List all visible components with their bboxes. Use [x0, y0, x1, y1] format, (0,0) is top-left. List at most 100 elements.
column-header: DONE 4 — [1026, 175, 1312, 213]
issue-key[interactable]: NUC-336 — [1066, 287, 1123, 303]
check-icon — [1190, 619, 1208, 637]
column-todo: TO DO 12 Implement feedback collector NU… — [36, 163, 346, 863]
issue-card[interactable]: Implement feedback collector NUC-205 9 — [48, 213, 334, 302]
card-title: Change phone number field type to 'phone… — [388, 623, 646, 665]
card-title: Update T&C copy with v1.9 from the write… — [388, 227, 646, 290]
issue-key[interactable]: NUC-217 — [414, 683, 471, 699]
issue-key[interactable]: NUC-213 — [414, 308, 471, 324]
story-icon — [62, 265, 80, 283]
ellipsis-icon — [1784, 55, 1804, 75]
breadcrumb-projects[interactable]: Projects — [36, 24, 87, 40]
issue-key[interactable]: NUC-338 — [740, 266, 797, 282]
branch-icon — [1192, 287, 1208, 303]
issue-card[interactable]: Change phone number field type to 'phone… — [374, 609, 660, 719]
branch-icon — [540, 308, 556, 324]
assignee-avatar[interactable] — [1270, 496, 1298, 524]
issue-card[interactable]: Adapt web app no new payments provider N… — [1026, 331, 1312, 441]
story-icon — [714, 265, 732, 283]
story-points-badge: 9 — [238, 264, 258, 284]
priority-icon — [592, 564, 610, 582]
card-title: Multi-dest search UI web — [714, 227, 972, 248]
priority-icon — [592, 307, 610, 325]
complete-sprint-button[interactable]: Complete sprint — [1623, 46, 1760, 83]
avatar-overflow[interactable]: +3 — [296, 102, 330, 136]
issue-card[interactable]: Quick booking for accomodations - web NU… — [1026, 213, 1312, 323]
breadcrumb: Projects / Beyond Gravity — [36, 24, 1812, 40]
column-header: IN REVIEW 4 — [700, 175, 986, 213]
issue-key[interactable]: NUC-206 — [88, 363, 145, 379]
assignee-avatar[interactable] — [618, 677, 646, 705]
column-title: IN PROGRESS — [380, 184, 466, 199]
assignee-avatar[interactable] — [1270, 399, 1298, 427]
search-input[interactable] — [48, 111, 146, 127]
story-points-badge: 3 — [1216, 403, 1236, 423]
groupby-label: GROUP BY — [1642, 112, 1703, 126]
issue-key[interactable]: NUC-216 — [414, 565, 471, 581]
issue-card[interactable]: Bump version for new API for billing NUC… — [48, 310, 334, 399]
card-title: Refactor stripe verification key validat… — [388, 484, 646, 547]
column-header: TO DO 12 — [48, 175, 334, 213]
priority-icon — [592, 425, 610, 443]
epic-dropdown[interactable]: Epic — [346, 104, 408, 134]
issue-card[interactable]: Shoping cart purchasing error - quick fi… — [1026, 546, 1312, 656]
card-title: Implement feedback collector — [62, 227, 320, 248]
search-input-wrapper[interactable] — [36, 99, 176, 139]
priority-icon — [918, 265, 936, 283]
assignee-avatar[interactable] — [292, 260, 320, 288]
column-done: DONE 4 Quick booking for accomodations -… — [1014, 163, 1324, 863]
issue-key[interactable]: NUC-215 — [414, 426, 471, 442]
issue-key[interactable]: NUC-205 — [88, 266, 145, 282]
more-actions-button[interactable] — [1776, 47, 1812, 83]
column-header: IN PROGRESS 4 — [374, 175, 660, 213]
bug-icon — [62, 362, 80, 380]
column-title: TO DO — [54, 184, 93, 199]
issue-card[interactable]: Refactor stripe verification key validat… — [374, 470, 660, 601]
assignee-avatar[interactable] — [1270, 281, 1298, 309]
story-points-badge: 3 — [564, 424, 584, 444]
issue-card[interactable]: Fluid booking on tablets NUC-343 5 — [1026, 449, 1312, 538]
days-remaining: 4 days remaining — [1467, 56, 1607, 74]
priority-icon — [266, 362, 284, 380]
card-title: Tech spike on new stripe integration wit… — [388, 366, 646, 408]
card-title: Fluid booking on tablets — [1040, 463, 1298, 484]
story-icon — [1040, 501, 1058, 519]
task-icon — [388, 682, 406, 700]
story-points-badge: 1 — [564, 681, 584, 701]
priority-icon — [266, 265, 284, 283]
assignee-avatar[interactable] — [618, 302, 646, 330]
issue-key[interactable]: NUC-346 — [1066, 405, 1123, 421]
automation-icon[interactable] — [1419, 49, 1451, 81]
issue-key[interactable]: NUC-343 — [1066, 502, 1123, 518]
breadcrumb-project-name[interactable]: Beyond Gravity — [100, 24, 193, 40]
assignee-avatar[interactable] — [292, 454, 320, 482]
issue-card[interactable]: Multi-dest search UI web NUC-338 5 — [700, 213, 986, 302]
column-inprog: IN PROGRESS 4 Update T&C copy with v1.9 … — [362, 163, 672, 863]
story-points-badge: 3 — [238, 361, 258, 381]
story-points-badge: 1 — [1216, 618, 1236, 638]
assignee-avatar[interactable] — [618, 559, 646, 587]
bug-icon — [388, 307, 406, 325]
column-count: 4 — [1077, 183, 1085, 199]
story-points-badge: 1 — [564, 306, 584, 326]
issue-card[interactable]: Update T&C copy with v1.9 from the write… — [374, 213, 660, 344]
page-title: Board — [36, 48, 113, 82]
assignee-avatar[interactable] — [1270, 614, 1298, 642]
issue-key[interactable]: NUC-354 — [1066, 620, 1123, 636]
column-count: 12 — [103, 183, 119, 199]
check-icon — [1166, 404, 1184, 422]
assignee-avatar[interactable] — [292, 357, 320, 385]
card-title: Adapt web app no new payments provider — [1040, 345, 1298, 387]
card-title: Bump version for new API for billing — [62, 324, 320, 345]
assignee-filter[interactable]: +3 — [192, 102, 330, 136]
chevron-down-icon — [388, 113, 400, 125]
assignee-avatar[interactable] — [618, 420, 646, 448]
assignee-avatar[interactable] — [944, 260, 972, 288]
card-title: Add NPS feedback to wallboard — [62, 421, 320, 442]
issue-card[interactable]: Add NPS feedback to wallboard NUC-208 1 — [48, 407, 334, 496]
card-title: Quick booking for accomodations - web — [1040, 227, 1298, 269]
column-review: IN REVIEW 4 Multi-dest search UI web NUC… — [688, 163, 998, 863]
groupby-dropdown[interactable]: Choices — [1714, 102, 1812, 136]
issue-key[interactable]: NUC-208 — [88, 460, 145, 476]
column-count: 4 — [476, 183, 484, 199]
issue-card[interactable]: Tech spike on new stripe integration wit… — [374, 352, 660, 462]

——————

Find each line of the material that contains the string "Implement" and copy those lines. Matching is case-sensitive.

■ RESPONSE TO THIS TASK ■
column-todo: TO DO 12 Implement feedback collector NU… — [36, 163, 346, 863]
issue-card[interactable]: Implement feedback collector NUC-205 9 — [48, 213, 334, 302]
card-title: Implement feedback collector — [62, 227, 320, 248]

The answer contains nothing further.